Dataset records

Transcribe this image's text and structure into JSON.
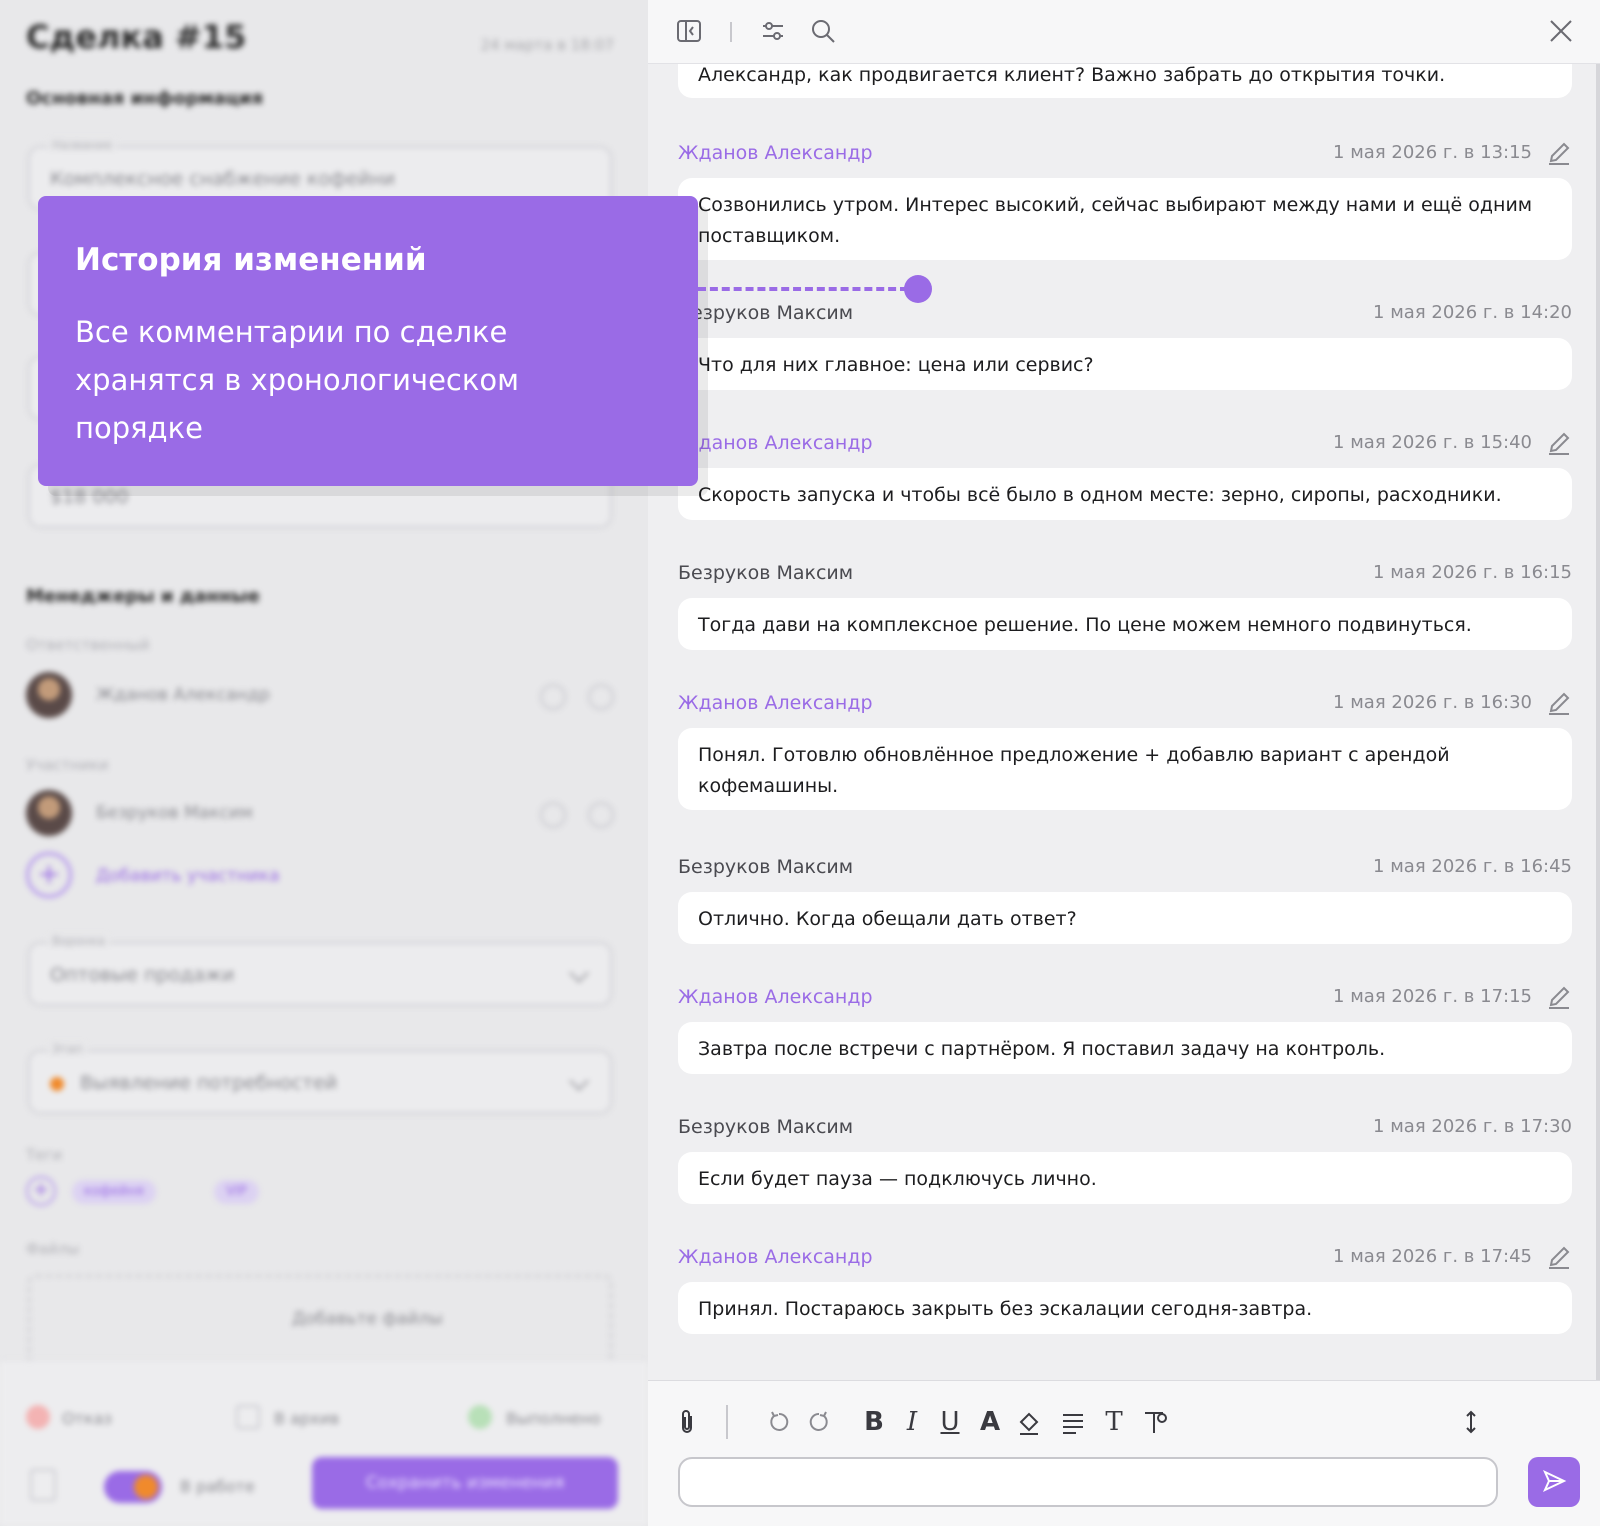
{
  "deal": {
    "title": "Сделка #15",
    "date": "24 марта в 18:07",
    "main_info_heading": "Основная информация",
    "name_label": "Название",
    "name_value": "Комплексное снабжение кофейни",
    "amount_value": "$18 000",
    "managers_heading": "Менеджеры и данные",
    "responsible_label": "Ответственный",
    "responsible_name": "Жданов Александр",
    "participants_label": "Участники",
    "participant_name": "Безруков Максим",
    "add_participant": "Добавить участника",
    "funnel_label": "Воронка",
    "funnel_value": "Оптовые продажи",
    "stage_label": "Этап",
    "stage_value": "Выявление потребностей",
    "tags_label": "Теги",
    "tags": [
      "кофейня",
      "VIP"
    ],
    "files_label": "Файлы",
    "add_files": "Добавьте файлы",
    "footer": {
      "reject": "Отказ",
      "archive": "В архив",
      "done": "Выполнено",
      "toggle_label": "В работе",
      "save_button": "Сохранить изменения"
    }
  },
  "callout": {
    "title": "История изменений",
    "body": "Все комментарии по сделке хранятся в хронологическом порядке"
  },
  "messages": [
    {
      "author": "",
      "date": "",
      "text": "Александр, как продвигается клиент? Важно забрать до открытия точки.",
      "editable": false
    },
    {
      "author": "Жданов Александр",
      "date": "1 мая 2026 г. в 13:15",
      "text": "Созвонились утром. Интерес высокий, сейчас выбирают между нами и ещё одним поставщиком.",
      "editable": true
    },
    {
      "author": "Безруков Максим",
      "date": "1 мая 2026 г. в 14:20",
      "text": "Что для них главное: цена или сервис?",
      "editable": false
    },
    {
      "author": "Жданов Александр",
      "date": "1 мая 2026 г. в 15:40",
      "text": "Скорость запуска и чтобы всё было в одном месте: зерно, сиропы, расходники.",
      "editable": true
    },
    {
      "author": "Безруков Максим",
      "date": "1 мая 2026 г. в 16:15",
      "text": "Тогда дави на комплексное решение. По цене можем немного подвинуться.",
      "editable": false
    },
    {
      "author": "Жданов Александр",
      "date": "1 мая 2026 г. в 16:30",
      "text": "Понял. Готовлю обновлённое предложение + добавлю вариант с арендой кофемашины.",
      "editable": true
    },
    {
      "author": "Безруков Максим",
      "date": "1 мая 2026 г. в 16:45",
      "text": "Отлично. Когда обещали дать ответ?",
      "editable": false
    },
    {
      "author": "Жданов Александр",
      "date": "1 мая 2026 г. в 17:15",
      "text": "Завтра после встречи с партнёром. Я поставил задачу на контроль.",
      "editable": true
    },
    {
      "author": "Безруков Максим",
      "date": "1 мая 2026 г. в 17:30",
      "text": "Если будет пауза — подключусь лично.",
      "editable": false
    },
    {
      "author": "Жданов Александр",
      "date": "1 мая 2026 г. в 17:45",
      "text": "Принял. Постараюсь закрыть без эскалации сегодня-завтра.",
      "editable": true
    }
  ],
  "composer": {
    "placeholder": "",
    "bold": "B",
    "italic": "I",
    "underline": "U",
    "font_color": "A",
    "text_style": "T"
  },
  "colors": {
    "accent": "#9a6be6",
    "panel_bg": "#efeff1"
  }
}
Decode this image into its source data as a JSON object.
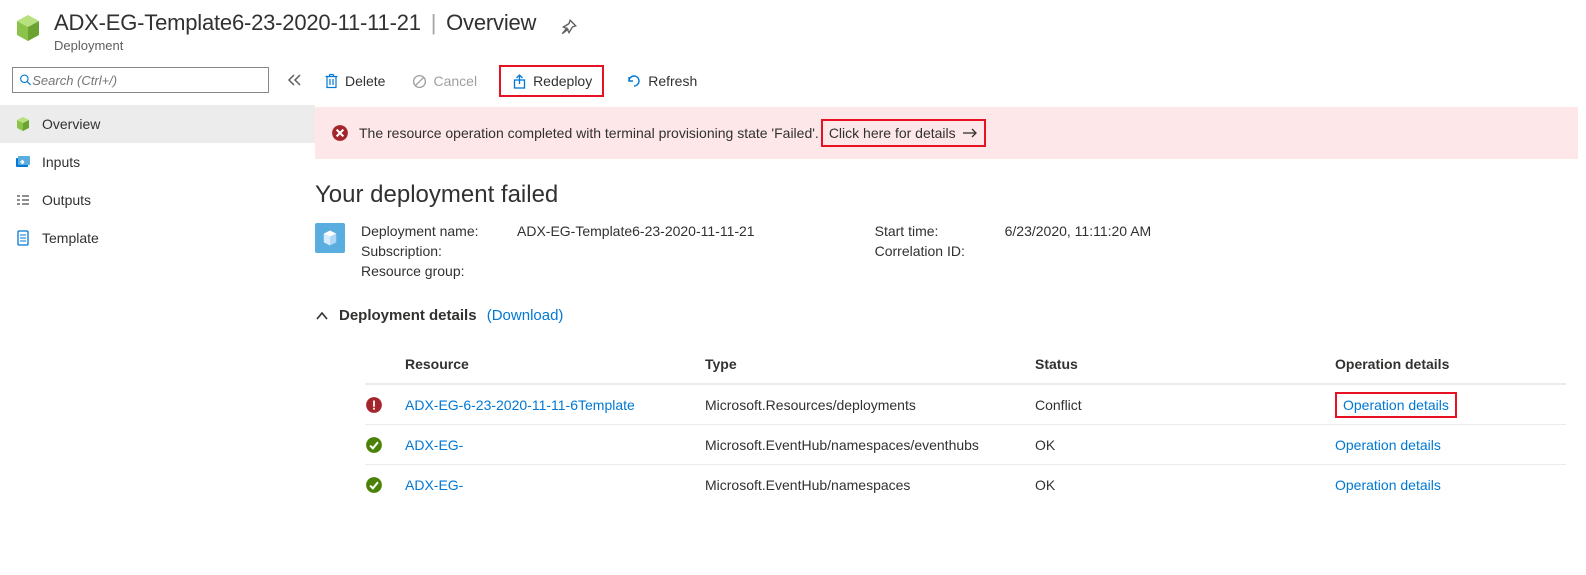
{
  "header": {
    "title_main": "ADX-EG-Template6-23-2020-11-11-21",
    "title_suffix": "Overview",
    "subtitle": "Deployment"
  },
  "search": {
    "placeholder": "Search (Ctrl+/)"
  },
  "sidebar": {
    "items": [
      {
        "label": "Overview"
      },
      {
        "label": "Inputs"
      },
      {
        "label": "Outputs"
      },
      {
        "label": "Template"
      }
    ]
  },
  "toolbar": {
    "delete": "Delete",
    "cancel": "Cancel",
    "redeploy": "Redeploy",
    "refresh": "Refresh"
  },
  "banner": {
    "message": "The resource operation completed with terminal provisioning state 'Failed'.",
    "details_link": "Click here for details"
  },
  "main_heading": "Your deployment failed",
  "meta": {
    "left": {
      "deployment_name_label": "Deployment name:",
      "deployment_name_value": "ADX-EG-Template6-23-2020-11-11-21",
      "subscription_label": "Subscription:",
      "subscription_value": "",
      "resource_group_label": "Resource group:",
      "resource_group_value": ""
    },
    "right": {
      "start_time_label": "Start time:",
      "start_time_value": "6/23/2020, 11:11:20 AM",
      "correlation_label": "Correlation ID:",
      "correlation_value": ""
    }
  },
  "details_section": {
    "label": "Deployment details",
    "download": "(Download)"
  },
  "table": {
    "headers": {
      "resource": "Resource",
      "type": "Type",
      "status": "Status",
      "opdetails": "Operation details"
    },
    "rows": [
      {
        "status_kind": "error",
        "resource": "ADX-EG-6-23-2020-11-11-6Template",
        "type": "Microsoft.Resources/deployments",
        "status": "Conflict",
        "op": "Operation details",
        "highlight": true
      },
      {
        "status_kind": "ok",
        "resource": "ADX-EG-",
        "type": "Microsoft.EventHub/namespaces/eventhubs",
        "status": "OK",
        "op": "Operation details",
        "highlight": false
      },
      {
        "status_kind": "ok",
        "resource": "ADX-EG-",
        "type": "Microsoft.EventHub/namespaces",
        "status": "OK",
        "op": "Operation details",
        "highlight": false
      }
    ]
  }
}
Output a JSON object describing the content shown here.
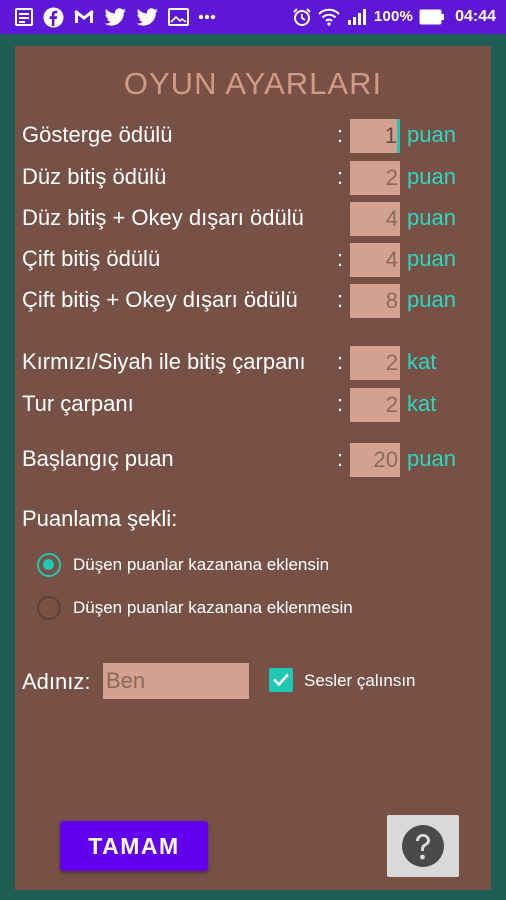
{
  "status_bar": {
    "battery_text": "100%",
    "time": "04:44",
    "left_icons": [
      "notes-icon",
      "facebook-icon",
      "gmail-icon",
      "twitter-icon",
      "twitter-icon",
      "gallery-icon",
      "more-dots-icon"
    ],
    "right_icons": [
      "alarm-icon",
      "wifi-icon",
      "signal-icon",
      "battery-icon"
    ]
  },
  "screen": {
    "title": "OYUN AYARLARI"
  },
  "settings": {
    "gosterge": {
      "label": "Gösterge ödülü",
      "colon": ":",
      "value": "1",
      "unit": "puan"
    },
    "duz_bitis": {
      "label": "Düz bitiş ödülü",
      "colon": ":",
      "value": "2",
      "unit": "puan"
    },
    "duz_okey": {
      "label": "Düz bitiş + Okey dışarı ödülü",
      "colon": ":",
      "value": "4",
      "unit": "puan"
    },
    "cift_bitis": {
      "label": "Çift bitiş ödülü",
      "colon": ":",
      "value": "4",
      "unit": "puan"
    },
    "cift_okey": {
      "label": "Çift bitiş + Okey dışarı ödülü",
      "colon": ":",
      "value": "8",
      "unit": "puan"
    },
    "kirmizi_siyah": {
      "label": "Kırmızı/Siyah ile bitiş çarpanı",
      "colon": ":",
      "value": "2",
      "unit": "kat"
    },
    "tur_carpani": {
      "label": "Tur çarpanı",
      "colon": ":",
      "value": "2",
      "unit": "kat"
    },
    "baslangic": {
      "label": "Başlangıç puan",
      "colon": ":",
      "value": "20",
      "unit": "puan"
    }
  },
  "scoring": {
    "label": "Puanlama şekli:",
    "options": [
      {
        "label": "Düşen puanlar kazanana eklensin",
        "selected": true
      },
      {
        "label": "Düşen puanlar kazanana eklenmesin",
        "selected": false
      }
    ]
  },
  "player": {
    "name_label": "Adınız:",
    "name_value": "Ben",
    "sound_label": "Sesler çalınsın",
    "sound_checked": true
  },
  "actions": {
    "ok_label": "TAMAM",
    "help_icon": "question-mark-icon"
  },
  "colors": {
    "status_bar": "#5e17d9",
    "background": "#1f5e55",
    "panel": "#775145",
    "title": "#d29a83",
    "input_bg": "#d4a08f",
    "accent": "#1fc7b4",
    "button": "#6200ee"
  }
}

Written request — All lines holding the word "çarpanı" should be picked out and copied.

Solution to this exercise —
      "label": "Kırmızı/Siyah ile bitiş çarpanı",
      "label": "Tur çarpanı",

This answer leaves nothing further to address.